To do:
Below are some records. Quote exactly the lines from the one that contains "Convert this screenshot" through the last, both included, and leave out the pictures.
-- START Material supplied --
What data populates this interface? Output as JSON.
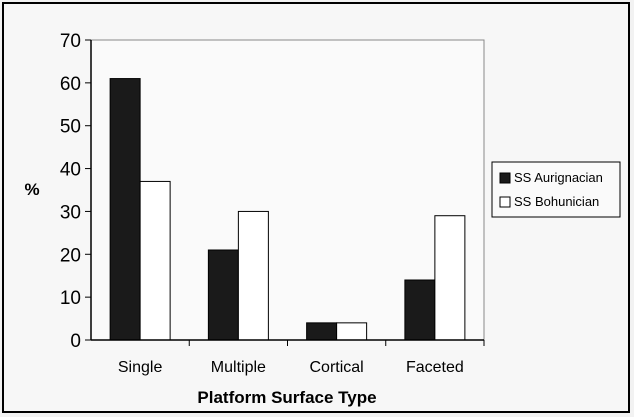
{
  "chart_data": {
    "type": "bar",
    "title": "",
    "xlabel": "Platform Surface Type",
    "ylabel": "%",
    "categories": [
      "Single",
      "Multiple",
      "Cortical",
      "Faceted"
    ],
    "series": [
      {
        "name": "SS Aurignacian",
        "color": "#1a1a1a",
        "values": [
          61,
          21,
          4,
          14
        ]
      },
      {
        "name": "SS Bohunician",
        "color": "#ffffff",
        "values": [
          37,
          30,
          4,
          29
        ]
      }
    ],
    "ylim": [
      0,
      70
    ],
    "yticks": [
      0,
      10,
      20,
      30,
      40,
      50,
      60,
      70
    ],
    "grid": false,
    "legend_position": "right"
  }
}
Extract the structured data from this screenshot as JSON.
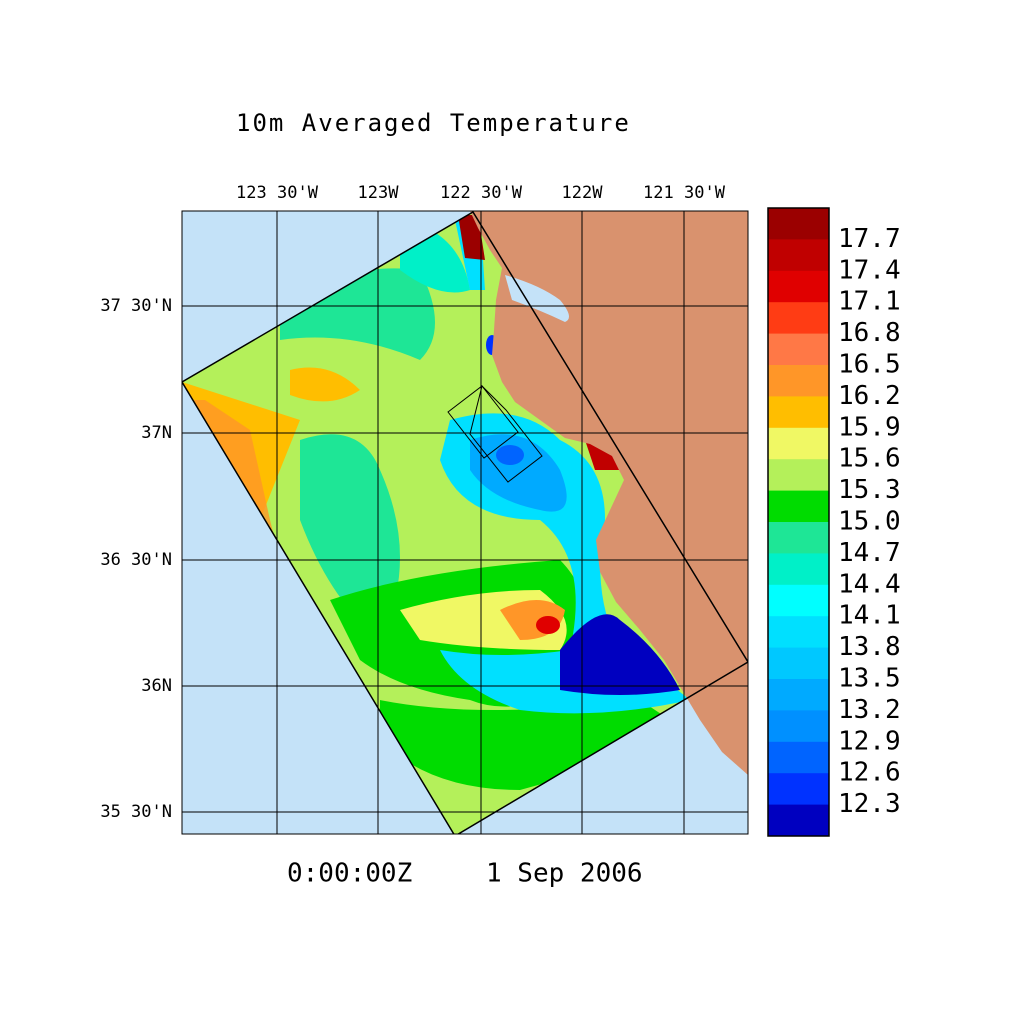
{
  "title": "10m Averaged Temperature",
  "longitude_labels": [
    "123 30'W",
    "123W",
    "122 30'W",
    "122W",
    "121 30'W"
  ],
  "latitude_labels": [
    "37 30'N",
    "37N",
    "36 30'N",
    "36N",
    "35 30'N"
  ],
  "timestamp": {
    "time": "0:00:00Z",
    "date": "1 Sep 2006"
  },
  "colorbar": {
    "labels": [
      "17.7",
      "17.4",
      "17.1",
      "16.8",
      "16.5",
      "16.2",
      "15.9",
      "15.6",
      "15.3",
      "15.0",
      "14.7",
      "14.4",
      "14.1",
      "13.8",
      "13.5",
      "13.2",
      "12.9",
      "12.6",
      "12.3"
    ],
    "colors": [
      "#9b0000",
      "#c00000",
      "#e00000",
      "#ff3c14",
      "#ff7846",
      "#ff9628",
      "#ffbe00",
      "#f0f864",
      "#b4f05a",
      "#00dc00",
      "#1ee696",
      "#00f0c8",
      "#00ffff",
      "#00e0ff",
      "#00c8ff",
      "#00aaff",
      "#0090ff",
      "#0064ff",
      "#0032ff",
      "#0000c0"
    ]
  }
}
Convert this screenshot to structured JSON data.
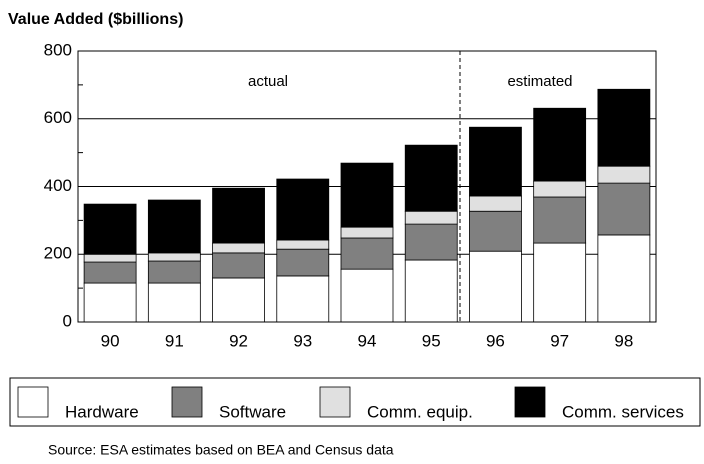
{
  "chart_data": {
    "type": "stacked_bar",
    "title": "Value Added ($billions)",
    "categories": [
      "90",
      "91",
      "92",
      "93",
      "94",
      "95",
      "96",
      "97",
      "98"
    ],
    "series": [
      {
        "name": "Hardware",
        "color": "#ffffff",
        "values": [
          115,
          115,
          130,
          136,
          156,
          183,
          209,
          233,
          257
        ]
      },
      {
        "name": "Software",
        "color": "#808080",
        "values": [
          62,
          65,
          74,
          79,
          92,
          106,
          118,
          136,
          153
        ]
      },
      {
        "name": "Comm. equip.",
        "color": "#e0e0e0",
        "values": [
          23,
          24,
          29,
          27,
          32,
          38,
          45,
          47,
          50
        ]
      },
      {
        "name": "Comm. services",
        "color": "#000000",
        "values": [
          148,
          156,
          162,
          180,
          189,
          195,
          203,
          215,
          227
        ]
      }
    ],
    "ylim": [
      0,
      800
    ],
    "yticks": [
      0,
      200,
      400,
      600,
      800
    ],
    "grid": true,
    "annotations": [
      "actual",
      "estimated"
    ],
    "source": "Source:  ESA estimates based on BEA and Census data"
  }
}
-- END Material supplied --
Solution:
Convert this screenshot to structured JSON data.
{
  "chart_data": {
    "type": "stacked_bar",
    "title": "Value Added ($billions)",
    "categories": [
      "90",
      "91",
      "92",
      "93",
      "94",
      "95",
      "96",
      "97",
      "98"
    ],
    "series": [
      {
        "name": "Hardware",
        "color": "#ffffff",
        "values": [
          115,
          115,
          130,
          136,
          156,
          183,
          209,
          233,
          257
        ]
      },
      {
        "name": "Software",
        "color": "#808080",
        "values": [
          62,
          65,
          74,
          79,
          92,
          106,
          118,
          136,
          153
        ]
      },
      {
        "name": "Comm. equip.",
        "color": "#e0e0e0",
        "values": [
          23,
          24,
          29,
          27,
          32,
          38,
          45,
          47,
          50
        ]
      },
      {
        "name": "Comm. services",
        "color": "#000000",
        "values": [
          148,
          156,
          162,
          180,
          189,
          195,
          203,
          215,
          227
        ]
      }
    ],
    "ylim": [
      0,
      800
    ],
    "yticks": [
      0,
      200,
      400,
      600,
      800
    ],
    "grid": true,
    "annotations": [
      "actual",
      "estimated"
    ],
    "source": "Source:  ESA estimates based on BEA and Census data"
  }
}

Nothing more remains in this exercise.